Lay out as a numbered list the lines below from the line containing "add-habit-button[interactable] (797, 0, 945, 74)" up to and including the line containing "more-vert-icon[interactable] (915, 159, 945, 207)", leaving out any blank lines.

-------- RECORD EXTRACTS

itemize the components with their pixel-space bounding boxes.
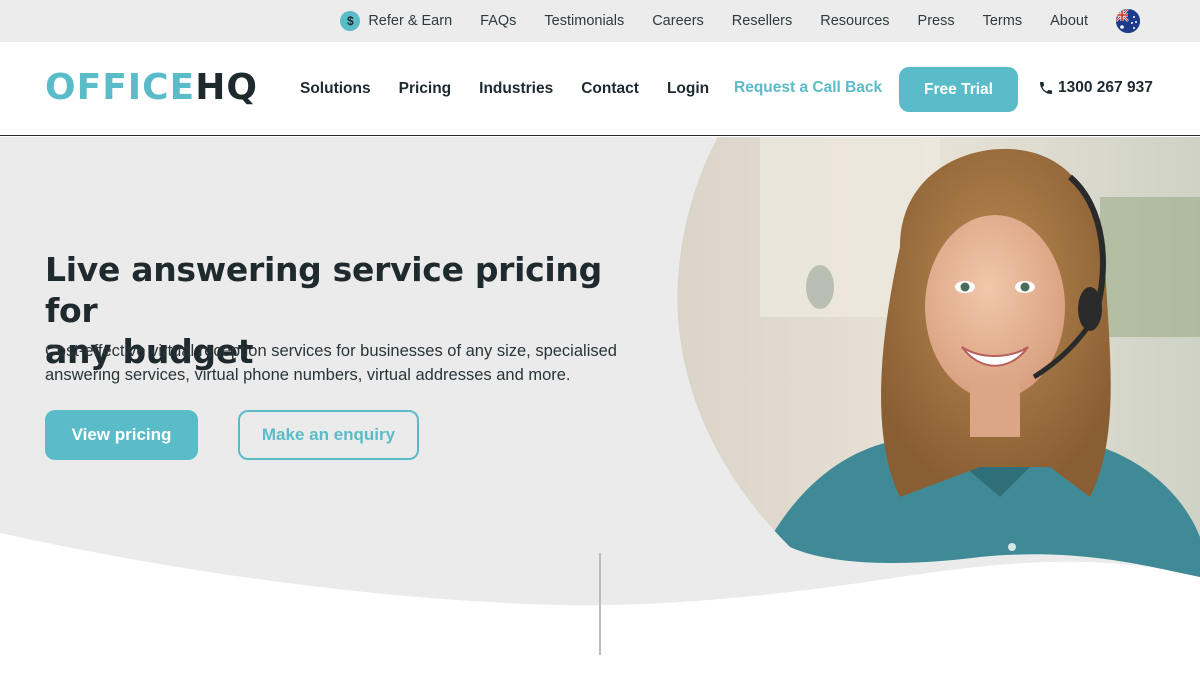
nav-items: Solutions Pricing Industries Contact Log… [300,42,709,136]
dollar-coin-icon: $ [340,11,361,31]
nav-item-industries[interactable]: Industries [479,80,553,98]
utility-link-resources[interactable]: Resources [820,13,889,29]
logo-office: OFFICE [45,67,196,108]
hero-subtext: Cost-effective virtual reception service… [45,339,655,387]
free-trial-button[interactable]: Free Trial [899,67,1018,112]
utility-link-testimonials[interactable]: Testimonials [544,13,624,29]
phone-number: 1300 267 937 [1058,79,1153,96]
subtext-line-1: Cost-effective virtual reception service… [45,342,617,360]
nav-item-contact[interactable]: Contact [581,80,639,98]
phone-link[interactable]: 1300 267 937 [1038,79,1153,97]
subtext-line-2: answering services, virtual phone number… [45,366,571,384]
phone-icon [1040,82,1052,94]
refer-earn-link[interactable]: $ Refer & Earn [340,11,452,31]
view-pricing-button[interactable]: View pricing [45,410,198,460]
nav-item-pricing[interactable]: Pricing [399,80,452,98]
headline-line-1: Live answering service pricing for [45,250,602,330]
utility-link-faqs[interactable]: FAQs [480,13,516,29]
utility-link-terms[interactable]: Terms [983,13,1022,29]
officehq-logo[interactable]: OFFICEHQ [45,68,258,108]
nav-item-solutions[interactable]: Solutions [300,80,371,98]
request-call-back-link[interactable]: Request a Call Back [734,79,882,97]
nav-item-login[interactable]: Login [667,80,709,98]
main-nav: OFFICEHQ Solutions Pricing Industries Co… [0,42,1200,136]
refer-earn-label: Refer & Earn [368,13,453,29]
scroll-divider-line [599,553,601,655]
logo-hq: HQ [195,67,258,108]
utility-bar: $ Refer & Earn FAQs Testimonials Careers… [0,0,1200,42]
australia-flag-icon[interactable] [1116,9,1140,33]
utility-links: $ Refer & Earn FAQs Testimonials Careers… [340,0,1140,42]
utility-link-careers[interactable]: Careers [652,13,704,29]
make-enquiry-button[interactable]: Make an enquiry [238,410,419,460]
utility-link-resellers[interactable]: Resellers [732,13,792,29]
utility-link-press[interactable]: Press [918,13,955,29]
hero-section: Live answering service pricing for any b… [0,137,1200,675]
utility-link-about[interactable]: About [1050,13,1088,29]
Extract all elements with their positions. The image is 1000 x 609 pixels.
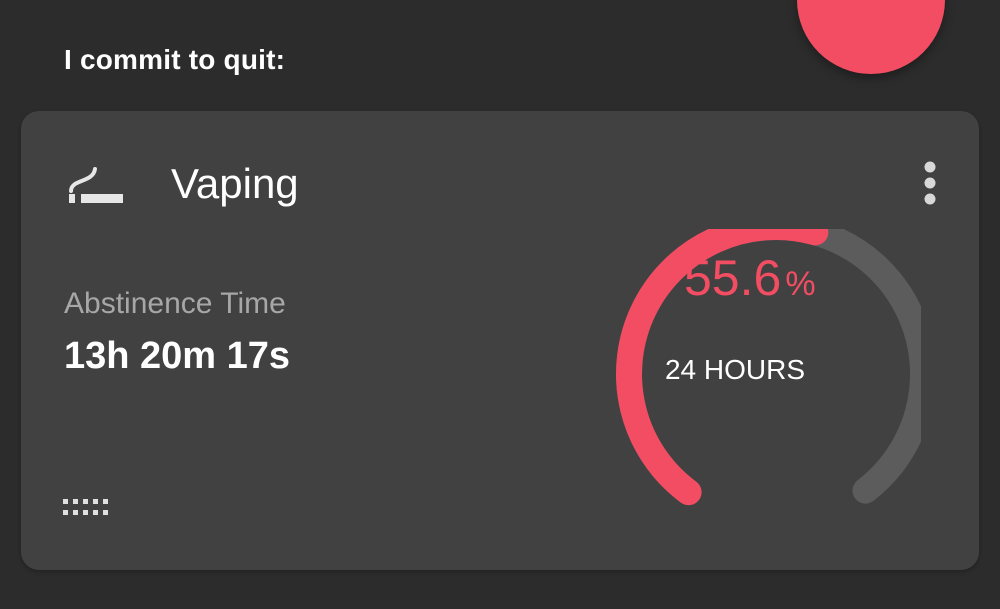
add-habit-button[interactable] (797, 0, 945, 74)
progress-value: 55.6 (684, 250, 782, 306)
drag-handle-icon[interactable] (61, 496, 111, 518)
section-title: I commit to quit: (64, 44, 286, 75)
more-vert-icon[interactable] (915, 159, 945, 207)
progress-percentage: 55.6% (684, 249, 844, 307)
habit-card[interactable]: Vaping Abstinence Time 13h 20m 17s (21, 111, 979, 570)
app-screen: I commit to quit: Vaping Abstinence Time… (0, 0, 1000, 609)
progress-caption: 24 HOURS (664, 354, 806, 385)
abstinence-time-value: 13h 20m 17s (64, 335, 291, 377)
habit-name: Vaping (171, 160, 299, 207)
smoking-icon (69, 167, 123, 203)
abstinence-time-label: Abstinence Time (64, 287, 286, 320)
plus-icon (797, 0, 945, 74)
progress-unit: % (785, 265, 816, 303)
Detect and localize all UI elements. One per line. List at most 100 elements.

----------------

FINAL ANSWER
1. add-habit-button[interactable] (797, 0, 945, 74)
2. progress-value: 55.6 (684, 250, 782, 306)
3. drag-handle-icon[interactable] (61, 496, 111, 518)
4. section-title: I commit to quit: (64, 44, 286, 75)
5. more-vert-icon[interactable] (915, 159, 945, 207)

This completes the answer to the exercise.